Produce an exact copy of all the data below, dropping every image.

* _ENTRIES PROVIDED_
┌──

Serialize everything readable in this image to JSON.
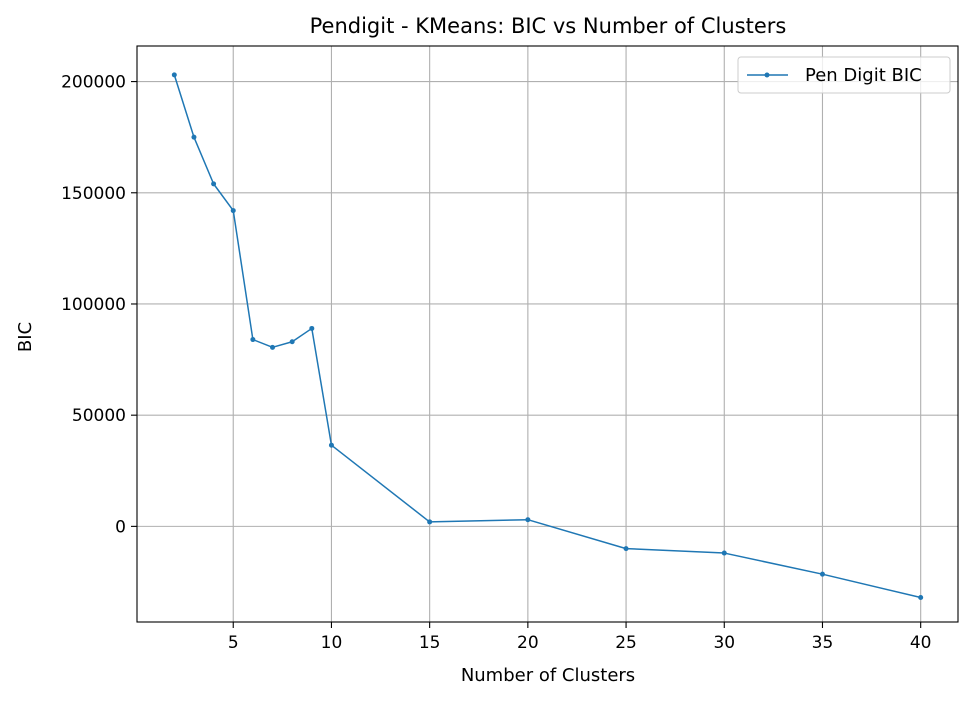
{
  "chart_data": {
    "type": "line",
    "title": "Pendigit - KMeans: BIC vs Number of Clusters",
    "xlabel": "Number of Clusters",
    "ylabel": "BIC",
    "xlim": [
      0.1,
      41.9
    ],
    "ylim": [
      -43000,
      216000
    ],
    "xticks": [
      5,
      10,
      15,
      20,
      25,
      30,
      35,
      40
    ],
    "yticks": [
      0,
      50000,
      100000,
      150000,
      200000
    ],
    "grid": true,
    "legend_position": "top-right",
    "series": [
      {
        "name": "Pen Digit BIC",
        "color": "#1f77b4",
        "marker": "circle",
        "x": [
          2,
          3,
          4,
          5,
          6,
          7,
          8,
          9,
          10,
          15,
          20,
          25,
          30,
          35,
          40
        ],
        "y": [
          203000,
          175000,
          154000,
          142000,
          84000,
          80500,
          83000,
          89000,
          36500,
          2000,
          3000,
          -10000,
          -12000,
          -21500,
          -32000
        ]
      }
    ]
  }
}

└──

* _SOLVED EXERCISE_
Serialize everything readable in this image to JSON.
{
  "chart_data": {
    "type": "line",
    "title": "Pendigit - KMeans: BIC vs Number of Clusters",
    "xlabel": "Number of Clusters",
    "ylabel": "BIC",
    "xlim": [
      0.1,
      41.9
    ],
    "ylim": [
      -43000,
      216000
    ],
    "xticks": [
      5,
      10,
      15,
      20,
      25,
      30,
      35,
      40
    ],
    "yticks": [
      0,
      50000,
      100000,
      150000,
      200000
    ],
    "grid": true,
    "legend_position": "top-right",
    "series": [
      {
        "name": "Pen Digit BIC",
        "color": "#1f77b4",
        "marker": "circle",
        "x": [
          2,
          3,
          4,
          5,
          6,
          7,
          8,
          9,
          10,
          15,
          20,
          25,
          30,
          35,
          40
        ],
        "y": [
          203000,
          175000,
          154000,
          142000,
          84000,
          80500,
          83000,
          89000,
          36500,
          2000,
          3000,
          -10000,
          -12000,
          -21500,
          -32000
        ]
      }
    ]
  }
}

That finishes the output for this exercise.